- [Texte source]
C O U R D ' A P P E L D E C A E N
JURIDICTION DU PREMIER PRÉSIDENT
CONTENTIEUX DES PERSONNES HOSPITALISÉES SANS LEUR CONSENTEMENT
N° RG 24/02017 - N° Portalis DBVC-V-B7I-HPGK
N° MINUTE : 23/2024
AUDIENCE PUBLIQUE DU 13 Août 2024
O R D O N N A N C E
CONTRÔLE DE PLEIN DROIT DE L'HOSPITALISATION
Appel de l'ordonnance rendue le 31 Juillet 2024 par le juge des libertés et de la détention du tribunal judiciaire de Alençon
APPELANT :
Madame [U] [F]
Née le 21/7/1983 à [Localité 3] (61)
Comparant
Assisté par Maître Me Pauline KERGLONOU , avocat du barreau de CAEN commis d'office.

- [Données fournies]
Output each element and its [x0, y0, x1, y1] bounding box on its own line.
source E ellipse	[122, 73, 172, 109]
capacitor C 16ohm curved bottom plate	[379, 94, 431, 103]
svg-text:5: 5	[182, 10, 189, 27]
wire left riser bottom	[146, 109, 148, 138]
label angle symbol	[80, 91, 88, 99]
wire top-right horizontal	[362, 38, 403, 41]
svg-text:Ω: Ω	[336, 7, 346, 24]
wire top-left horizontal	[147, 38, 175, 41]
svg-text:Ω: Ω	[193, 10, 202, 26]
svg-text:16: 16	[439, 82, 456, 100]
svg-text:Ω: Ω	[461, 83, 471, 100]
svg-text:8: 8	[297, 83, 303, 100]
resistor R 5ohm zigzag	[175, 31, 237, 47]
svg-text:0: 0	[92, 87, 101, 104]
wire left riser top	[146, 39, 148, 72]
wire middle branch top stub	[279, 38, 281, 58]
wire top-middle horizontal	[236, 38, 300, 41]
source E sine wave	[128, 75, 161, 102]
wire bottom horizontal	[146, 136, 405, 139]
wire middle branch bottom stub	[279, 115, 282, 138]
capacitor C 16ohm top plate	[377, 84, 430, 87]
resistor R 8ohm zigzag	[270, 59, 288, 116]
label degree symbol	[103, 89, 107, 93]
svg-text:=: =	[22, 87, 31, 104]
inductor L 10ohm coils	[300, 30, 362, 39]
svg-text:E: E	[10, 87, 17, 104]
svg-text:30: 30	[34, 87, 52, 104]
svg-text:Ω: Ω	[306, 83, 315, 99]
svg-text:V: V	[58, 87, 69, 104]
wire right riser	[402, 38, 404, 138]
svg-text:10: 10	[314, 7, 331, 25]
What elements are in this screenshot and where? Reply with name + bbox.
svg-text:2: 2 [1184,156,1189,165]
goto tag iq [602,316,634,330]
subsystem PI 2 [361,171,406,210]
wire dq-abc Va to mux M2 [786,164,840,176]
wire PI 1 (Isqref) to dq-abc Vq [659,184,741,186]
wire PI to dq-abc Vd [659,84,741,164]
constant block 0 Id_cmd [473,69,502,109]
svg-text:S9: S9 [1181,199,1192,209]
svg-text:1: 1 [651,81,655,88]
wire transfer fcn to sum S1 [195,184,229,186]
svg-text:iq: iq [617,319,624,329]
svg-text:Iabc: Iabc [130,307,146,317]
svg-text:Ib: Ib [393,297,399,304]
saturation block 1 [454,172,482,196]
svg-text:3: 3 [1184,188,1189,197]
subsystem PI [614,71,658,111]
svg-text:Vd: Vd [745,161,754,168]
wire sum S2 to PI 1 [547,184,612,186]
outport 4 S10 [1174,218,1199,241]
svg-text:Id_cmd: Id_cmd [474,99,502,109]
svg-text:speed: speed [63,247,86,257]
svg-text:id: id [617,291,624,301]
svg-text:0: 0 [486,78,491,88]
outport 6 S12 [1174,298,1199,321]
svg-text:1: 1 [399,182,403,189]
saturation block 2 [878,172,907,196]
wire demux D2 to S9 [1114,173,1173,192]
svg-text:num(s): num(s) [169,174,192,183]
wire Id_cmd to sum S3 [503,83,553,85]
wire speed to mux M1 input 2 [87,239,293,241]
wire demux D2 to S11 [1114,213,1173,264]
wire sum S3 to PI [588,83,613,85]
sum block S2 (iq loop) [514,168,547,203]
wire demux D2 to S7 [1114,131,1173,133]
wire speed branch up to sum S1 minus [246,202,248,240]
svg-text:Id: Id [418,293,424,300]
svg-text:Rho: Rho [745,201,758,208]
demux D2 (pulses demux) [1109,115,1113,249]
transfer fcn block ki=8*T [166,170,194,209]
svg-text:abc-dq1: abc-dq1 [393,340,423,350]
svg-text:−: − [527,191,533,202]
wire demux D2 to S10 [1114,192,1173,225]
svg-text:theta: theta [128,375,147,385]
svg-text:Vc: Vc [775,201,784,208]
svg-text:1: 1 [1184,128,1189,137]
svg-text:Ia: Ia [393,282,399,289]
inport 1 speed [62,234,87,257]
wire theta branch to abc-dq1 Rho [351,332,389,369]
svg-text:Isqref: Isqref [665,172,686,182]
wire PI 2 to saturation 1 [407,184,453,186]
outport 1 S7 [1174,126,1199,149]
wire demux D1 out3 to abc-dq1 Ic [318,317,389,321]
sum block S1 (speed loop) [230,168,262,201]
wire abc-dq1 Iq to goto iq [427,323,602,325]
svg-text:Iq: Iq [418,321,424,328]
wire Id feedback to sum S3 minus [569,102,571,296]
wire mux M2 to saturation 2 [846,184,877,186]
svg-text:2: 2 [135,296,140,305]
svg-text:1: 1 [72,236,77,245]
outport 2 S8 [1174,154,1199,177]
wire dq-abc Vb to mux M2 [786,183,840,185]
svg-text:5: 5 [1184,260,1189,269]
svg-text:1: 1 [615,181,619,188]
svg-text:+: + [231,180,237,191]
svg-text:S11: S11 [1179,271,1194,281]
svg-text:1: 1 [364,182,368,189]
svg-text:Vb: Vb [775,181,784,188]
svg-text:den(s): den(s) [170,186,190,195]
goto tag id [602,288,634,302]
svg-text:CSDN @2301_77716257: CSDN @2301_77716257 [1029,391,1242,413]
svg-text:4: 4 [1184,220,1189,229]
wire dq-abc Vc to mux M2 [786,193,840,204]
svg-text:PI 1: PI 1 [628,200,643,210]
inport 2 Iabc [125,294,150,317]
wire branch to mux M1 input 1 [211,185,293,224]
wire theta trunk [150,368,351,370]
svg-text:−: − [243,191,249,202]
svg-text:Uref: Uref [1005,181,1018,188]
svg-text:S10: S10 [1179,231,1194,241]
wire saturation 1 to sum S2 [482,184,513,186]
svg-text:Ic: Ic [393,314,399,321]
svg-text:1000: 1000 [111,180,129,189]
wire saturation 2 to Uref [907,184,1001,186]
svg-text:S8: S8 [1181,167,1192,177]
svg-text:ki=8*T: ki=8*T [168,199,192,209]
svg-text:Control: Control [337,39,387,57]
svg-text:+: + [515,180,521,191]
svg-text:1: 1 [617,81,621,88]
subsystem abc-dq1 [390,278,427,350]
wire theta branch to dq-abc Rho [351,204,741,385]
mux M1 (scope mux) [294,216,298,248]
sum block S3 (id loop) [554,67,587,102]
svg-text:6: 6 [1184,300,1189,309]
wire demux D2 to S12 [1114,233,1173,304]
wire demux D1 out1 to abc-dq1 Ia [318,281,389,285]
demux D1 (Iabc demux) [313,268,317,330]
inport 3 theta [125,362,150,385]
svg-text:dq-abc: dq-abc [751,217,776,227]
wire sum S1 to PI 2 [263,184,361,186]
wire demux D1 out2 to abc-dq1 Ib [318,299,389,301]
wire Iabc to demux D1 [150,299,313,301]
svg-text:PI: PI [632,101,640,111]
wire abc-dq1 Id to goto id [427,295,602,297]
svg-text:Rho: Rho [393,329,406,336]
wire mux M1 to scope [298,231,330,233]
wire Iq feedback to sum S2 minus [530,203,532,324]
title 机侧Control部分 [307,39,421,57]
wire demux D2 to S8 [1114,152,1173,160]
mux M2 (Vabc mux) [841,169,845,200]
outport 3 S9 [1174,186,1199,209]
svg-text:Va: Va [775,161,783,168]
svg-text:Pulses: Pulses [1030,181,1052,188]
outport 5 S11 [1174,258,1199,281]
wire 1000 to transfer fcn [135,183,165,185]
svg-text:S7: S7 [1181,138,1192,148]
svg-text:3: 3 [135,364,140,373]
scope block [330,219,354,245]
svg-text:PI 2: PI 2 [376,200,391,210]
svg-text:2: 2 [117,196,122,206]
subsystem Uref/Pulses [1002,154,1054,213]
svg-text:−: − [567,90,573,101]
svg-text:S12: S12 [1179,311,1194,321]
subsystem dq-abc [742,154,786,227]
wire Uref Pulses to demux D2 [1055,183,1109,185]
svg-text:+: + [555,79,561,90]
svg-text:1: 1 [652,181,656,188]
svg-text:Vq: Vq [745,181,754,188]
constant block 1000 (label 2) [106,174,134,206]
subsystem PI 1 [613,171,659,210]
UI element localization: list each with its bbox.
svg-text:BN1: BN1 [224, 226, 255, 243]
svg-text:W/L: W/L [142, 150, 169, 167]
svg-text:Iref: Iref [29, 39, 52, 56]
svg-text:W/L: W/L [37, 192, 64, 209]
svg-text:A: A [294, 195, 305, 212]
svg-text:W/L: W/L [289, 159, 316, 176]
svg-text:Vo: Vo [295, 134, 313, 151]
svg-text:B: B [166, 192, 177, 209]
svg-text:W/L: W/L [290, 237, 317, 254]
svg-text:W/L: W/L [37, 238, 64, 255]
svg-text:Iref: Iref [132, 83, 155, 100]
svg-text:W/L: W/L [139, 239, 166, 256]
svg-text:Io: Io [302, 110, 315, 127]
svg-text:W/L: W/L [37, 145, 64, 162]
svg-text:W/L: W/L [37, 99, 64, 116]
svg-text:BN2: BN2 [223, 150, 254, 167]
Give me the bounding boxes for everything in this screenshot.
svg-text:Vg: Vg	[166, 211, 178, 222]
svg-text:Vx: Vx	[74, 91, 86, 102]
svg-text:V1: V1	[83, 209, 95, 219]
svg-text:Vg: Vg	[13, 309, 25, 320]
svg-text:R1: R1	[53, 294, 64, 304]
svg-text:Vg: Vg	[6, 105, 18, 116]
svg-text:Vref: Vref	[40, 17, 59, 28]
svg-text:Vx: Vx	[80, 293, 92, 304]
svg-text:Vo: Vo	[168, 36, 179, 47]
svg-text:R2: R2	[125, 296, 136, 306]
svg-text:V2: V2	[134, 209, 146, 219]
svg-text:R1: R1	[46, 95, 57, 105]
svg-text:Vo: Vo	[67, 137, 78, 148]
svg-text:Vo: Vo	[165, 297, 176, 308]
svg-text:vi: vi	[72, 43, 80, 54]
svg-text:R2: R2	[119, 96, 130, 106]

- [Consigne 1] Présentez sous forme de liste le bloc de l'ordonnance de la cour d'appel qui commence par « APPELANT : », en gardant ses informations essentielles.
- [Consigne 2]
Répondez aux questions suivantes d'après l'ordonnance de la cour d'appel :
(a) À quelle date l'audience publique a-t-elle lieu ?
(b) Quel juge a rendu l'ordonnance du 31 juillet 2024 frappée d'appel ?
(c) À quel barreau appartient l'avocat qui assiste l'appelante ?
- [Consigne 3] Rédigez la suite de l'ordonnance de la cour d'appel après sa dernière ligne.

- [Résultat 1]
- Appelante : Madame [U] [F]
- Née le 21/7/1983 à [Localité 3] (61)
- Comparante
- Assistée par Me Pauline KERGLONOU, avocat du barreau de Caen commis d'office

- [Résultat 2]
(a) Le 13 août 2024.
(b) Le juge des libertés et de la détention du tribunal judiciaire de Alençon.
(c) Au barreau de Caen.

- [Résultat 3]
INTIME :
Le directeur du centre hospitalier CPO d'[Localité 1]
Non comparant
LE MINISTÈRE PUBLIC :
En l'absence du ministère public, auquel l'affaire a été régulièrement communiquée,
Devant Nous, Etienne LESAUX, président de chambre, délégué par ordonnance du premier président, assisté de Sophie EHRHOLD, greffière
A l'audience publique du 13 Août 2024, ont été entendus : Madame [U] [F], son avocate ;
Les parties comparantes ayant été avisées à l'issue des débats que l'ordonnance serait prononcée le même jour et leur serait immédiatement notifiée ;
DÉBATS à l'audience publique du 13 Août 2024;
Les réquisitions de Monsieur le procureur général ont été lues par le président en son rapport.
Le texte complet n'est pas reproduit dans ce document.